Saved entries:
********************
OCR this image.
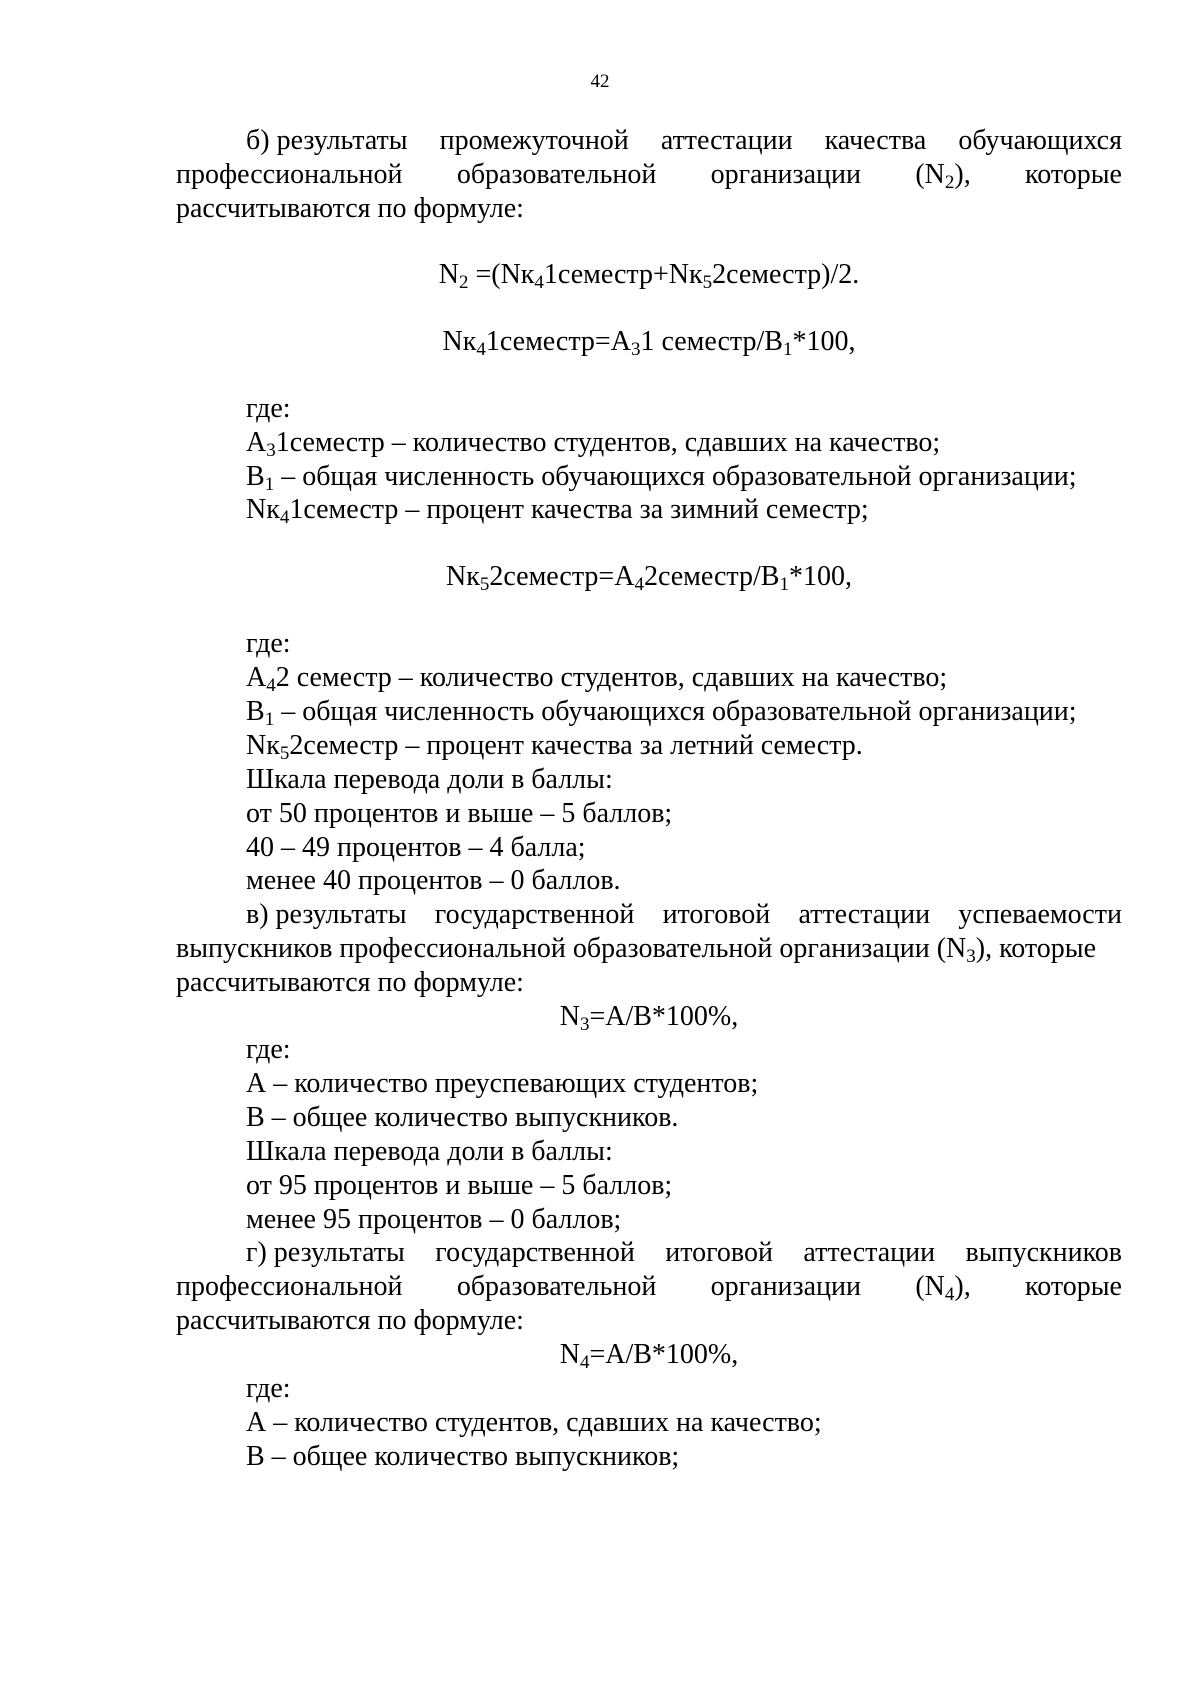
42
б) результаты промежуточной аттестации качества обучающихся
профессиональной образовательной организации $(N_2)$, которые
рассчитываются по формуле:
$N_2$ $=(Nк_41семестр+Nк_52семестр)/2$.
$Nк_41семестр=А_31$ семестр/$В_1*100$,
где:
$А_31семестр$ – количество студентов, сдавших на качество;
$В_1$ – общая численность обучающихся образовательной организации;
$Nк_41семестр$ – процент качества за зимний семестр;
$Nк_52семестр=А_42семестр/В_1*100$,
где:
$А_42$ семестр – количество студентов, сдавших на качество;
$В_1$ – общая численность обучающихся образовательной организации;
$Nк_52семестр$ – процент качества за летний семестр.
Шкала перевода доли в баллы:
от 50 процентов и выше – 5 баллов;
40 – 49 процентов – 4 балла;
менее 40 процентов – 0 баллов.
в) результаты государственной итоговой аттестации успеваемости
выпускников профессиональной образовательной организации $(N_3)$, которые
рассчитываются по формуле:
$N_3=А/В*100\%$,
где:
А – количество преуспевающих студентов;
В – общее количество выпускников.
Шкала перевода доли в баллы:
от 95 процентов и выше – 5 баллов;
менее 95 процентов – 0 баллов;
г) результаты государственной итоговой аттестации выпускников
профессиональной образовательной организации $(N_4)$, которые
рассчитываются по формуле:
$N_4=А/В*100\%$,
где:
А – количество студентов, сдавших на качество;
В – общее количество выпускников;
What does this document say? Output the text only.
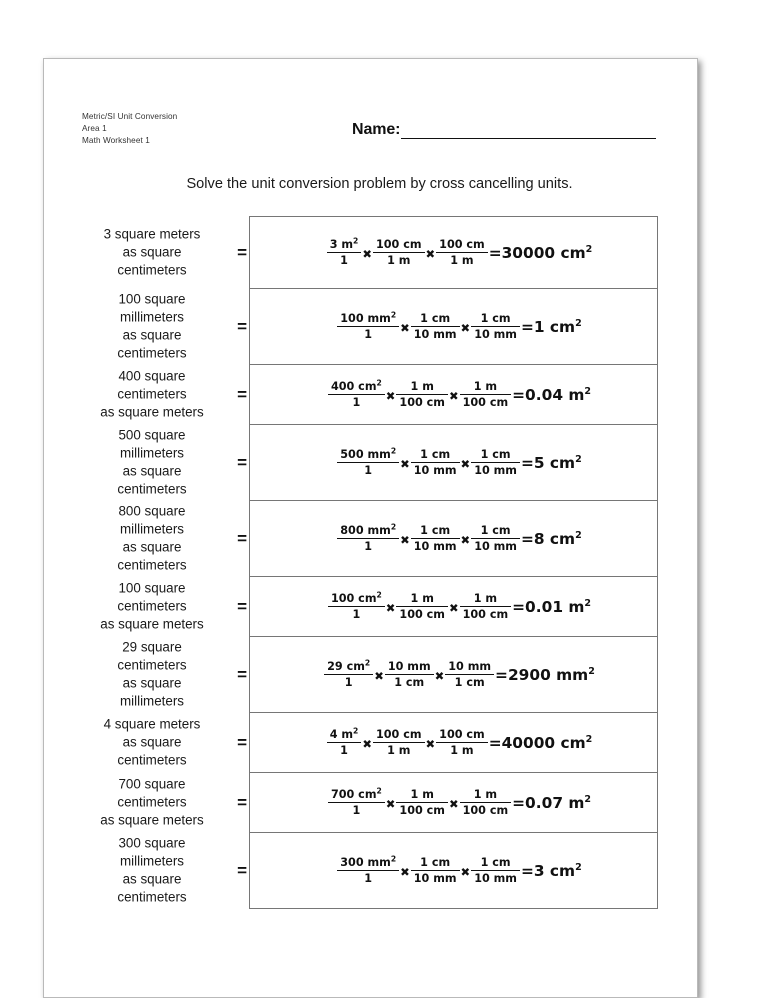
Metric/SI Unit Conversion
Area 1
Math Worksheet 1
Name:
Solve the unit conversion problem by cross cancelling units.
3 square meters
as square
centimeters
=	$\frac{3 m^2}{1}$ ✖ $\frac{100 cm}{1 m}$ ✖ $\frac{100 cm}{1 m} =30000$ $cm^2$
100 square
millimeters
as square
centimeters
=	$\frac{100 mm^2}{1}$ ✖ $\frac{1 cm}{10 mm}$ ✖ $\frac{1 cm}{10 mm} =1$ $cm^2$
400 square
centimeters
as square meters
=	$\frac{400 cm^2}{1}$ ✖ $\frac{1 m}{100 cm}$ ✖ $\frac{1 m}{100 cm} =0.04$ $m^2$
500 square
millimeters
as square
centimeters
=	$\frac{500 mm^2}{1}$ ✖ $\frac{1 cm}{10 mm}$ ✖ $\frac{1 cm}{10 mm} =5$ $cm^2$
800 square
millimeters
as square
centimeters
=	$\frac{800 mm^2}{1}$ ✖ $\frac{1 cm}{10 mm}$ ✖ $\frac{1 cm}{10 mm} =8$ $cm^2$
100 square
centimeters
as square meters
=	$\frac{100 cm^2}{1}$ ✖ $\frac{1 m}{100 cm}$ ✖ $\frac{1 m}{100 cm} =0.01$ $m^2$
29 square
centimeters
as square
millimeters
=	$\frac{29 cm^2}{1}$ ✖ $\frac{10 mm}{1 cm}$ ✖ $\frac{10 mm}{1 cm} =2900$ $mm^2$
4 square meters
as square
centimeters
=	$\frac{4 m^2}{1}$ ✖ $\frac{100 cm}{1 m}$ ✖ $\frac{100 cm}{1 m} =40000$ $cm^2$
700 square
centimeters
as square meters
=	$\frac{700 cm^2}{1}$ ✖ $\frac{1 m}{100 cm}$ ✖ $\frac{1 m}{100 cm} =0.07$ $m^2$
300 square
millimeters
as square
centimeters
=	$\frac{300 mm^2}{1}$ ✖ $\frac{1 cm}{10 mm}$ ✖ $\frac{1 cm}{10 mm} =3$ $cm^2$
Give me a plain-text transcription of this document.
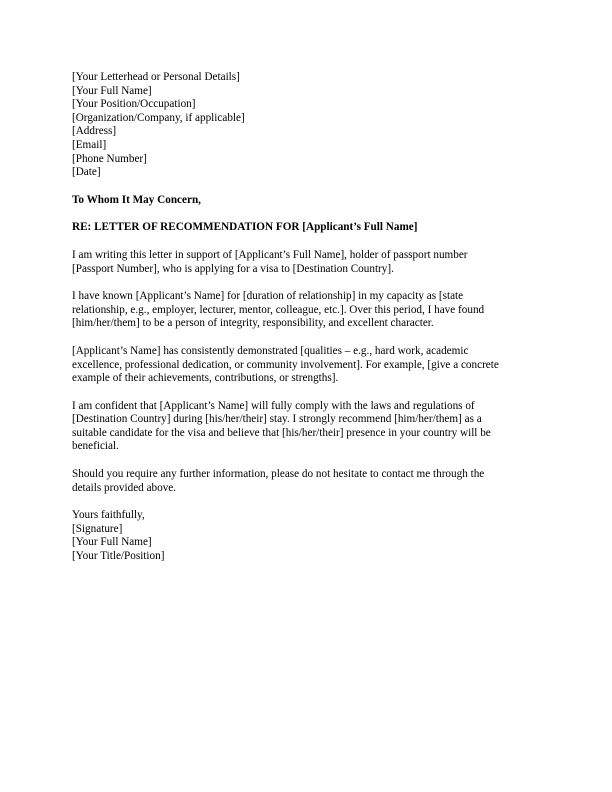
[Your Letterhead or Personal Details]
[Your Full Name]
[Your Position/Occupation]
[Organization/Company, if applicable]
[Address]
[Email]
[Phone Number]
[Date]
To Whom It May Concern,
RE: LETTER OF RECOMMENDATION FOR [Applicant’s Full Name]
I am writing this letter in support of [Applicant’s Full Name], holder of passport number
[Passport Number], who is applying for a visa to [Destination Country].
I have known [Applicant’s Name] for [duration of relationship] in my capacity as [state
relationship, e.g., employer, lecturer, mentor, colleague, etc.]. Over this period, I have found
[him/her/them] to be a person of integrity, responsibility, and excellent character.
[Applicant’s Name] has consistently demonstrated [qualities – e.g., hard work, academic
excellence, professional dedication, or community involvement]. For example, [give a concrete
example of their achievements, contributions, or strengths].
I am confident that [Applicant’s Name] will fully comply with the laws and regulations of
[Destination Country] during [his/her/their] stay. I strongly recommend [him/her/them] as a
suitable candidate for the visa and believe that [his/her/their] presence in your country will be
beneficial.
Should you require any further information, please do not hesitate to contact me through the
details provided above.
Yours faithfully,
[Signature]
[Your Full Name]
[Your Title/Position]
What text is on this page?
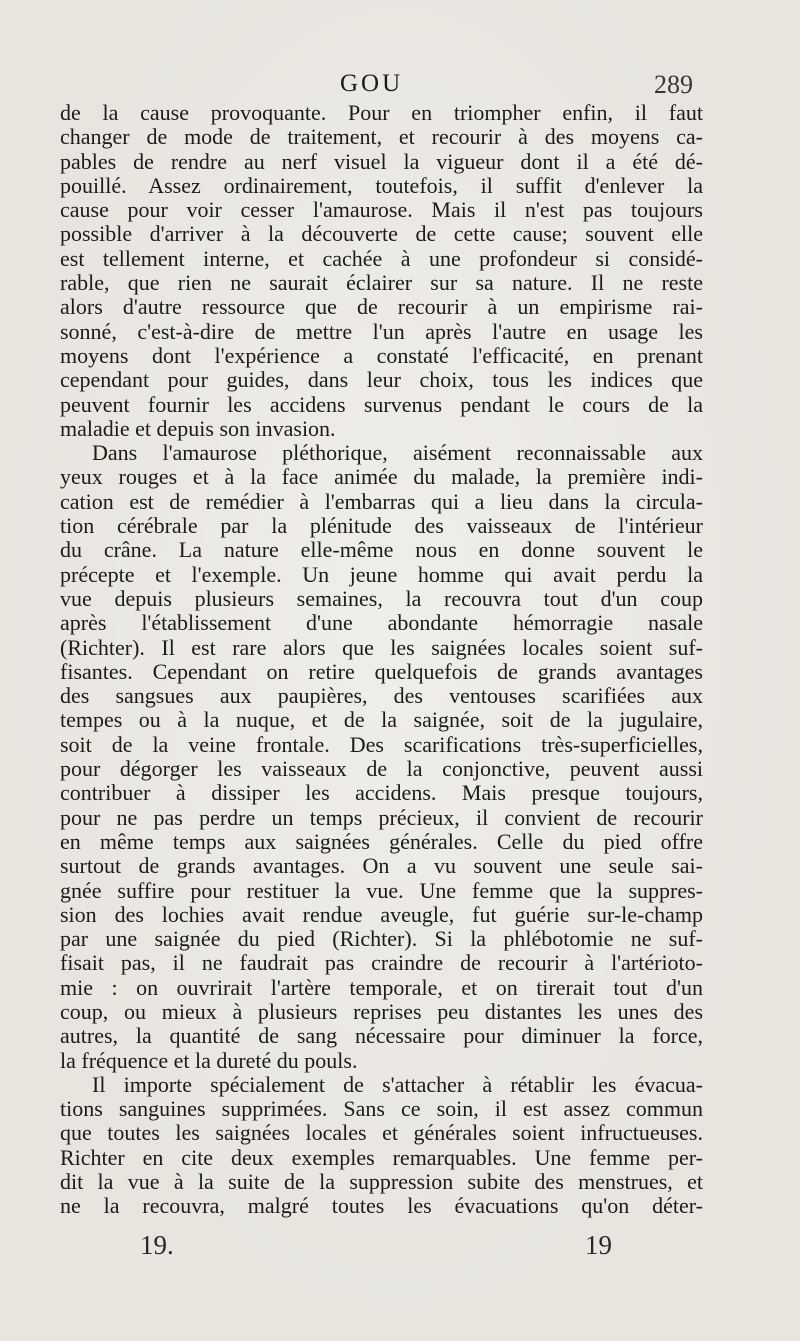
GOU	289
de la cause provoquante. Pour en triompher enfin, il faut
changer de mode de traitement, et recourir à des moyens ca-
pables de rendre au nerf visuel la vigueur dont il a été dé-
pouillé. Assez ordinairement, toutefois, il suffit d'enlever la
cause pour voir cesser l'amaurose. Mais il n'est pas toujours
possible d'arriver à la découverte de cette cause; souvent elle
est tellement interne, et cachée à une profondeur si considé-
rable, que rien ne saurait éclairer sur sa nature. Il ne reste
alors d'autre ressource que de recourir à un empirisme rai-
sonné, c'est-à-dire de mettre l'un après l'autre en usage les
moyens dont l'expérience a constaté l'efficacité, en prenant
cependant pour guides, dans leur choix, tous les indices que
peuvent fournir les accidens survenus pendant le cours de la
maladie et depuis son invasion.
Dans l'amaurose pléthorique, aisément reconnaissable aux
yeux rouges et à la face animée du malade, la première indi-
cation est de remédier à l'embarras qui a lieu dans la circula-
tion cérébrale par la plénitude des vaisseaux de l'intérieur
du crâne. La nature elle-même nous en donne souvent le
précepte et l'exemple. Un jeune homme qui avait perdu la
vue depuis plusieurs semaines, la recouvra tout d'un coup
après l'établissement d'une abondante hémorragie nasale
(Richter). Il est rare alors que les saignées locales soient suf-
fisantes. Cependant on retire quelquefois de grands avantages
des sangsues aux paupières, des ventouses scarifiées aux
tempes ou à la nuque, et de la saignée, soit de la jugulaire,
soit de la veine frontale. Des scarifications très-superficielles,
pour dégorger les vaisseaux de la conjonctive, peuvent aussi
contribuer à dissiper les accidens. Mais presque toujours,
pour ne pas perdre un temps précieux, il convient de recourir
en même temps aux saignées générales. Celle du pied offre
surtout de grands avantages. On a vu souvent une seule sai-
gnée suffire pour restituer la vue. Une femme que la suppres-
sion des lochies avait rendue aveugle, fut guérie sur-le-champ
par une saignée du pied (Richter). Si la phlébotomie ne suf-
fisait pas, il ne faudrait pas craindre de recourir à l'artérioto-
mie : on ouvrirait l'artère temporale, et on tirerait tout d'un
coup, ou mieux à plusieurs reprises peu distantes les unes des
autres, la quantité de sang nécessaire pour diminuer la force,
la fréquence et la dureté du pouls.
Il importe spécialement de s'attacher à rétablir les évacua-
tions sanguines supprimées. Sans ce soin, il est assez commun
que toutes les saignées locales et générales soient infructueuses.
Richter en cite deux exemples remarquables. Une femme per-
dit la vue à la suite de la suppression subite des menstrues, et
ne la recouvra, malgré toutes les évacuations qu'on déter-
19.	19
********************
EXERCISE: Restate the whole listing above exactly, please, omitting every image.

ANSWER FOR THIS EXERCISE:
OCR this image.
42
б) результаты промежуточной аттестации качества обучающихся
профессиональной образовательной организации $(N_2)$, которые
рассчитываются по формуле:
$N_2$ $=(Nк_41семестр+Nк_52семестр)/2$.
$Nк_41семестр=А_31$ семестр/$В_1*100$,
где:
$А_31семестр$ – количество студентов, сдавших на качество;
$В_1$ – общая численность обучающихся образовательной организации;
$Nк_41семестр$ – процент качества за зимний семестр;
$Nк_52семестр=А_42семестр/В_1*100$,
где:
$А_42$ семестр – количество студентов, сдавших на качество;
$В_1$ – общая численность обучающихся образовательной организации;
$Nк_52семестр$ – процент качества за летний семестр.
Шкала перевода доли в баллы:
от 50 процентов и выше – 5 баллов;
40 – 49 процентов – 4 балла;
менее 40 процентов – 0 баллов.
в) результаты государственной итоговой аттестации успеваемости
выпускников профессиональной образовательной организации $(N_3)$, которые
рассчитываются по формуле:
$N_3=А/В*100\%$,
где:
А – количество преуспевающих студентов;
В – общее количество выпускников.
Шкала перевода доли в баллы:
от 95 процентов и выше – 5 баллов;
менее 95 процентов – 0 баллов;
г) результаты государственной итоговой аттестации выпускников
профессиональной образовательной организации $(N_4)$, которые
рассчитываются по формуле:
$N_4=А/В*100\%$,
где:
А – количество студентов, сдавших на качество;
В – общее количество выпускников;
What does this document say? Output the text only.
Metric/SI Unit Conversion
Area 1
Math Worksheet 1
Name:
Solve the unit conversion problem by cross cancelling units.
3 square meters
as square
centimeters
=	$\frac{3 m^2}{1}$ ✖ $\frac{100 cm}{1 m}$ ✖ $\frac{100 cm}{1 m} =30000$ $cm^2$
100 square
millimeters
as square
centimeters
=	$\frac{100 mm^2}{1}$ ✖ $\frac{1 cm}{10 mm}$ ✖ $\frac{1 cm}{10 mm} =1$ $cm^2$
400 square
centimeters
as square meters
=	$\frac{400 cm^2}{1}$ ✖ $\frac{1 m}{100 cm}$ ✖ $\frac{1 m}{100 cm} =0.04$ $m^2$
500 square
millimeters
as square
centimeters
=	$\frac{500 mm^2}{1}$ ✖ $\frac{1 cm}{10 mm}$ ✖ $\frac{1 cm}{10 mm} =5$ $cm^2$
800 square
millimeters
as square
centimeters
=	$\frac{800 mm^2}{1}$ ✖ $\frac{1 cm}{10 mm}$ ✖ $\frac{1 cm}{10 mm} =8$ $cm^2$
100 square
centimeters
as square meters
=	$\frac{100 cm^2}{1}$ ✖ $\frac{1 m}{100 cm}$ ✖ $\frac{1 m}{100 cm} =0.01$ $m^2$
29 square
centimeters
as square
millimeters
=	$\frac{29 cm^2}{1}$ ✖ $\frac{10 mm}{1 cm}$ ✖ $\frac{10 mm}{1 cm} =2900$ $mm^2$
4 square meters
as square
centimeters
=	$\frac{4 m^2}{1}$ ✖ $\frac{100 cm}{1 m}$ ✖ $\frac{100 cm}{1 m} =40000$ $cm^2$
700 square
centimeters
as square meters
=	$\frac{700 cm^2}{1}$ ✖ $\frac{1 m}{100 cm}$ ✖ $\frac{1 m}{100 cm} =0.07$ $m^2$
300 square
millimeters
as square
centimeters
=	$\frac{300 mm^2}{1}$ ✖ $\frac{1 cm}{10 mm}$ ✖ $\frac{1 cm}{10 mm} =3$ $cm^2$
Give me a plain-text transcription of this document.
[Your Letterhead or Personal Details]
[Your Full Name]
[Your Position/Occupation]
[Organization/Company, if applicable]
[Address]
[Email]
[Phone Number]
[Date]
To Whom It May Concern,
RE: LETTER OF RECOMMENDATION FOR [Applicant’s Full Name]
I am writing this letter in support of [Applicant’s Full Name], holder of passport number
[Passport Number], who is applying for a visa to [Destination Country].
I have known [Applicant’s Name] for [duration of relationship] in my capacity as [state
relationship, e.g., employer, lecturer, mentor, colleague, etc.]. Over this period, I have found
[him/her/them] to be a person of integrity, responsibility, and excellent character.
[Applicant’s Name] has consistently demonstrated [qualities – e.g., hard work, academic
excellence, professional dedication, or community involvement]. For example, [give a concrete
example of their achievements, contributions, or strengths].
I am confident that [Applicant’s Name] will fully comply with the laws and regulations of
[Destination Country] during [his/her/their] stay. I strongly recommend [him/her/them] as a
suitable candidate for the visa and believe that [his/her/their] presence in your country will be
beneficial.
Should you require any further information, please do not hesitate to contact me through the
details provided above.
Yours faithfully,
[Signature]
[Your Full Name]
[Your Title/Position]
What text is on this page?
GOU	289
de la cause provoquante. Pour en triompher enfin, il faut
changer de mode de traitement, et recourir à des moyens ca-
pables de rendre au nerf visuel la vigueur dont il a été dé-
pouillé. Assez ordinairement, toutefois, il suffit d'enlever la
cause pour voir cesser l'amaurose. Mais il n'est pas toujours
possible d'arriver à la découverte de cette cause; souvent elle
est tellement interne, et cachée à une profondeur si considé-
rable, que rien ne saurait éclairer sur sa nature. Il ne reste
alors d'autre ressource que de recourir à un empirisme rai-
sonné, c'est-à-dire de mettre l'un après l'autre en usage les
moyens dont l'expérience a constaté l'efficacité, en prenant
cependant pour guides, dans leur choix, tous les indices que
peuvent fournir les accidens survenus pendant le cours de la
maladie et depuis son invasion.
Dans l'amaurose pléthorique, aisément reconnaissable aux
yeux rouges et à la face animée du malade, la première indi-
cation est de remédier à l'embarras qui a lieu dans la circula-
tion cérébrale par la plénitude des vaisseaux de l'intérieur
du crâne. La nature elle-même nous en donne souvent le
précepte et l'exemple. Un jeune homme qui avait perdu la
vue depuis plusieurs semaines, la recouvra tout d'un coup
après l'établissement d'une abondante hémorragie nasale
(Richter). Il est rare alors que les saignées locales soient suf-
fisantes. Cependant on retire quelquefois de grands avantages
des sangsues aux paupières, des ventouses scarifiées aux
tempes ou à la nuque, et de la saignée, soit de la jugulaire,
soit de la veine frontale. Des scarifications très-superficielles,
pour dégorger les vaisseaux de la conjonctive, peuvent aussi
contribuer à dissiper les accidens. Mais presque toujours,
pour ne pas perdre un temps précieux, il convient de recourir
en même temps aux saignées générales. Celle du pied offre
surtout de grands avantages. On a vu souvent une seule sai-
gnée suffire pour restituer la vue. Une femme que la suppres-
sion des lochies avait rendue aveugle, fut guérie sur-le-champ
par une saignée du pied (Richter). Si la phlébotomie ne suf-
fisait pas, il ne faudrait pas craindre de recourir à l'artérioto-
mie : on ouvrirait l'artère temporale, et on tirerait tout d'un
coup, ou mieux à plusieurs reprises peu distantes les unes des
autres, la quantité de sang nécessaire pour diminuer la force,
la fréquence et la dureté du pouls.
Il importe spécialement de s'attacher à rétablir les évacua-
tions sanguines supprimées. Sans ce soin, il est assez commun
que toutes les saignées locales et générales soient infructueuses.
Richter en cite deux exemples remarquables. Une femme per-
dit la vue à la suite de la suppression subite des menstrues, et
ne la recouvra, malgré toutes les évacuations qu'on déter-
19.	19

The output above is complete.